◆ Exercise directions
Repeat each line exactly as it is written.

◆ Extracted entries
══════

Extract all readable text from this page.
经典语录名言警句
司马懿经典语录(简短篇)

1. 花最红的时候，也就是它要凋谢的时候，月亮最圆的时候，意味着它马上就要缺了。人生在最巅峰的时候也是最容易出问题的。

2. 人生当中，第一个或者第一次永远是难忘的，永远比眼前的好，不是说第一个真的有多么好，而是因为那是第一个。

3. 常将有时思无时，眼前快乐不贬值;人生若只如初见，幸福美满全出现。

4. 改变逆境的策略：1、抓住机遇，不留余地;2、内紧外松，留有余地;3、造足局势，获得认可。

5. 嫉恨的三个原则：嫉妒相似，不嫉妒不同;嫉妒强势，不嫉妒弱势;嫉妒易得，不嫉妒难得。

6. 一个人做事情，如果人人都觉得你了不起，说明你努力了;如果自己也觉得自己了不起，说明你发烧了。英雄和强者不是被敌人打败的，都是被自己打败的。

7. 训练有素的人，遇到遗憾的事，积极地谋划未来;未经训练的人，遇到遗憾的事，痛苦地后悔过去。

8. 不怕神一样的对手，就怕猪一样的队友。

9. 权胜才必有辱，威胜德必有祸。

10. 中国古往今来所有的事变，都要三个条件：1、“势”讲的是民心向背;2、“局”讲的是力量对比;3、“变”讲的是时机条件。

══════

◆ Result for this exercise
Extract all readable text from this page.
经典语录名言警句
司马懿经典语录(简短篇)

1. 花最红的时候，也就是它要凋谢的时候，月亮最圆的时候，意味着它马上就要缺了。人生在最巅峰的时候也是最容易出问题的。

2. 人生当中，第一个或者第一次永远是难忘的，永远比眼前的好，不是说第一个真的有多么好，而是因为那是第一个。

3. 常将有时思无时，眼前快乐不贬值;人生若只如初见，幸福美满全出现。

4. 改变逆境的策略：1、抓住机遇，不留余地;2、内紧外松，留有余地;3、造足局势，获得认可。

5. 嫉恨的三个原则：嫉妒相似，不嫉妒不同;嫉妒强势，不嫉妒弱势;嫉妒易得，不嫉妒难得。

6. 一个人做事情，如果人人都觉得你了不起，说明你努力了;如果自己也觉得自己了不起，说明你发烧了。英雄和强者不是被敌人打败的，都是被自己打败的。

7. 训练有素的人，遇到遗憾的事，积极地谋划未来;未经训练的人，遇到遗憾的事，痛苦地后悔过去。

8. 不怕神一样的对手，就怕猪一样的队友。

9. 权胜才必有辱，威胜德必有祸。

10. 中国古往今来所有的事变，都要三个条件：1、“势”讲的是民心向背;2、“局”讲的是力量对比;3、“变”讲的是时机条件。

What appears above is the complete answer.